╭──
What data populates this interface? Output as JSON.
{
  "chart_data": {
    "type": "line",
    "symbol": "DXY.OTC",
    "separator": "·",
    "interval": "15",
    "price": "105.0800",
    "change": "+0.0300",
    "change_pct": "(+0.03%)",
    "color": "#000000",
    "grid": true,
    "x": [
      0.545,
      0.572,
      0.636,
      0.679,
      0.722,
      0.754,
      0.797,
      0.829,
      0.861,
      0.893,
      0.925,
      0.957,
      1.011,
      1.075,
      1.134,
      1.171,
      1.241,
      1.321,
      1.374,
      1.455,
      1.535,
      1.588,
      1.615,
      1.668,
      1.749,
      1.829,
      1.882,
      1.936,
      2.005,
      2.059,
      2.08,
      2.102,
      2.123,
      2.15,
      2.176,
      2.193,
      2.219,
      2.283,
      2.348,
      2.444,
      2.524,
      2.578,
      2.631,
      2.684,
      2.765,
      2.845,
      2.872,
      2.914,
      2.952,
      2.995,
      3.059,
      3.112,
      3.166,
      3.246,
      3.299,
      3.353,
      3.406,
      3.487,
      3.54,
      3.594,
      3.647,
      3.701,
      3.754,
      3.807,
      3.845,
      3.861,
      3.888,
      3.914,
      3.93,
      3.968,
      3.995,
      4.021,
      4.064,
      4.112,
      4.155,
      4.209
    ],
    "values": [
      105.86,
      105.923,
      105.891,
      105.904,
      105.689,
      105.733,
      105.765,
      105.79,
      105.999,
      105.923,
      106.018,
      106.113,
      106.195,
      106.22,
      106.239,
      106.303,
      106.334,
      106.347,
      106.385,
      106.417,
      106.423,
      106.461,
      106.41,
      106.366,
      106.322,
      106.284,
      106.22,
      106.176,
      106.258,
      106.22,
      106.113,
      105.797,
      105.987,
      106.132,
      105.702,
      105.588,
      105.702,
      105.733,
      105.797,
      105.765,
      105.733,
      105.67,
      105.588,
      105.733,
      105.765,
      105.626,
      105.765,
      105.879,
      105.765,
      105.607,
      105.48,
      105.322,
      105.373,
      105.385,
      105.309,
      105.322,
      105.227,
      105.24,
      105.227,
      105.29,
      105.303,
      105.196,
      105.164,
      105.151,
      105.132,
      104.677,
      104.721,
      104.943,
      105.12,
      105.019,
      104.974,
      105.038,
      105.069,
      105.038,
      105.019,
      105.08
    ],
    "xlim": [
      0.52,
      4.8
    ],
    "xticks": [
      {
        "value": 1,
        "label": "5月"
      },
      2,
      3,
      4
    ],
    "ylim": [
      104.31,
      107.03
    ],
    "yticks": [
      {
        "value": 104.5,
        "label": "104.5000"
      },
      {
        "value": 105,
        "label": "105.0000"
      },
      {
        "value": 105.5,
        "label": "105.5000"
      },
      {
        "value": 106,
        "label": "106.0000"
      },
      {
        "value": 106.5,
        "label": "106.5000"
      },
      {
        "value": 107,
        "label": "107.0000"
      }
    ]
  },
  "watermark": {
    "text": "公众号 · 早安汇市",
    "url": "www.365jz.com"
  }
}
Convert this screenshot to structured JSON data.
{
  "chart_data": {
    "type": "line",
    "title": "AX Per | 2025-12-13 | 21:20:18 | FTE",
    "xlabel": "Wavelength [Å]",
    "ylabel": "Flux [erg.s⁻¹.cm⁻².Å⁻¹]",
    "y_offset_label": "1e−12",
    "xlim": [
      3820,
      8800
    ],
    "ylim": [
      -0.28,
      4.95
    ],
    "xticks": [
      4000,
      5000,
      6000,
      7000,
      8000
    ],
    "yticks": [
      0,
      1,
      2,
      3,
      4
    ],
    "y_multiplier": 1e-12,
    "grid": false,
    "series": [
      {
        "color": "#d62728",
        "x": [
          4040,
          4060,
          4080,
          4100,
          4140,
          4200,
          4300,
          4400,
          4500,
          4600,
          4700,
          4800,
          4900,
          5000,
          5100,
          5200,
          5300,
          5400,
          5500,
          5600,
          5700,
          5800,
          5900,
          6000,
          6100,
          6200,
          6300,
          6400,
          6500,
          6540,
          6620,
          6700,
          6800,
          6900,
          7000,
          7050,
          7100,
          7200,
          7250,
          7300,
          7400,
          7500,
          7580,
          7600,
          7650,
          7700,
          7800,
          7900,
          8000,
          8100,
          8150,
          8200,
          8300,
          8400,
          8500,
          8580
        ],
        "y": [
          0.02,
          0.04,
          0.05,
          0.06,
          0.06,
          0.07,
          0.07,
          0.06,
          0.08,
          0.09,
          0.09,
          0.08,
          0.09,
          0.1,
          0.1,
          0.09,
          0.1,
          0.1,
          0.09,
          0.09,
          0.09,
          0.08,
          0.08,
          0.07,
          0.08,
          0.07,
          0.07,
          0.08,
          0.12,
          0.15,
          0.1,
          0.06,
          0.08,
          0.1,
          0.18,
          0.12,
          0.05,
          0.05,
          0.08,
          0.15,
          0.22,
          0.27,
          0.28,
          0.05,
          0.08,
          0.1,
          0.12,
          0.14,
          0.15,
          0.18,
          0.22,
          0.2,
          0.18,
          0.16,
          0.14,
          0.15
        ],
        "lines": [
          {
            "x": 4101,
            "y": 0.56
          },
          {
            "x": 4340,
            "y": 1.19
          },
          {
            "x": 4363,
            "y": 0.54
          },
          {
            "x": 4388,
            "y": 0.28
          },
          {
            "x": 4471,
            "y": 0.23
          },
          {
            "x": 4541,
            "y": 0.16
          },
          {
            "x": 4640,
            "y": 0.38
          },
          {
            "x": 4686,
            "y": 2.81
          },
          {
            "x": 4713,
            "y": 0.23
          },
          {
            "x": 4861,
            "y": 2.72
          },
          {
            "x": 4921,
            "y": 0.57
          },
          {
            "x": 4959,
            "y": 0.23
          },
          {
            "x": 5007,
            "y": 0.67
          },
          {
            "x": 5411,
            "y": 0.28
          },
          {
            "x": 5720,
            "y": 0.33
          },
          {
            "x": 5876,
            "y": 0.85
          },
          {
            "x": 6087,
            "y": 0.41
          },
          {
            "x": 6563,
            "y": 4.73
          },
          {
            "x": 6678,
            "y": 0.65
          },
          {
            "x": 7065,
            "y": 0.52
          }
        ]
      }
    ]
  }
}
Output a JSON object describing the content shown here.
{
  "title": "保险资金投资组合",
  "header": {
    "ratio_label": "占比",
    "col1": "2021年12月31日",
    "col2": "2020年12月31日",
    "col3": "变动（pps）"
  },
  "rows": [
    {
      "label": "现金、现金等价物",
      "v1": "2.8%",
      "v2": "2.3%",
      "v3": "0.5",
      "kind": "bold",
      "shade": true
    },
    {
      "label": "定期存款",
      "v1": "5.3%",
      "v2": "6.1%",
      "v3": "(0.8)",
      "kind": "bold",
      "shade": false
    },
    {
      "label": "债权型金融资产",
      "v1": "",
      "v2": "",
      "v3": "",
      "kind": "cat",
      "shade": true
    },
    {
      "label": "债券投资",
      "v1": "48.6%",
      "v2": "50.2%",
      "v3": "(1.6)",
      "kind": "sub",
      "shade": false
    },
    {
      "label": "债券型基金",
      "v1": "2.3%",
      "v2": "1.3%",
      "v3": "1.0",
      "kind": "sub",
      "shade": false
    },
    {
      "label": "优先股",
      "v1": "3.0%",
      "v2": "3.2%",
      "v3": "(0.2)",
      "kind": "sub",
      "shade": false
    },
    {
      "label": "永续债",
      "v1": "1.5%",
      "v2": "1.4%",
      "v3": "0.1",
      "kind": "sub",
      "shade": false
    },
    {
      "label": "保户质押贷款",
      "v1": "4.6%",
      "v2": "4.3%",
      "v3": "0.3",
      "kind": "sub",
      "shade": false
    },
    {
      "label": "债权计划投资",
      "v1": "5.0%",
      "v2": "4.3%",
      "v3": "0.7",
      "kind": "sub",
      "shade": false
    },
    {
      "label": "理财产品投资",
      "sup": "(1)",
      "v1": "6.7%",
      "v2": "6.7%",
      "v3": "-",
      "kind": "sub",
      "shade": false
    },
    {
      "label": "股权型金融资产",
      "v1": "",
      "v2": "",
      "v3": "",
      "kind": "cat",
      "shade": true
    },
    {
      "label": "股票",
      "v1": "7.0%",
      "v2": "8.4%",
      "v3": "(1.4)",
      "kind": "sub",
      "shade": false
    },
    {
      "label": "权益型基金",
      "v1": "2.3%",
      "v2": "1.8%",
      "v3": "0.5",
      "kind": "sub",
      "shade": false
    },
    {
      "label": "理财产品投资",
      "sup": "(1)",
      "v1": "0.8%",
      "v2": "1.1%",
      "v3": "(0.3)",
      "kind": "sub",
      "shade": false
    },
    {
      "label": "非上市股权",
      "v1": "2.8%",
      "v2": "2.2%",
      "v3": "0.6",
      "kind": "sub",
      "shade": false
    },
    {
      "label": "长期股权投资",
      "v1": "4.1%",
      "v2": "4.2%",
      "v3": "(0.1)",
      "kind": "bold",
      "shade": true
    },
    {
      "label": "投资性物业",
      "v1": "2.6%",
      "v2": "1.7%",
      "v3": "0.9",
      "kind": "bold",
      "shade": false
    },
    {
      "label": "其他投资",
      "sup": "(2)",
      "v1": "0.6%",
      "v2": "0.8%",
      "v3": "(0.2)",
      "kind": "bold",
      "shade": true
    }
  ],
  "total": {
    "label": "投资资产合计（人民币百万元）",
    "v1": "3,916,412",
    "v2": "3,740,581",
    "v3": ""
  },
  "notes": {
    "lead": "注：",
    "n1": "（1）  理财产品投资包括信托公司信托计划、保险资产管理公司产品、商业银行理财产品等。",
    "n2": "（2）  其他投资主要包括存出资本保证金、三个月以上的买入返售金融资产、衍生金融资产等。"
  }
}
╰──
Requirement:
Each line in the listing above either holds the string "this" or does not; state how many do, giving the number only.

Written reply:
2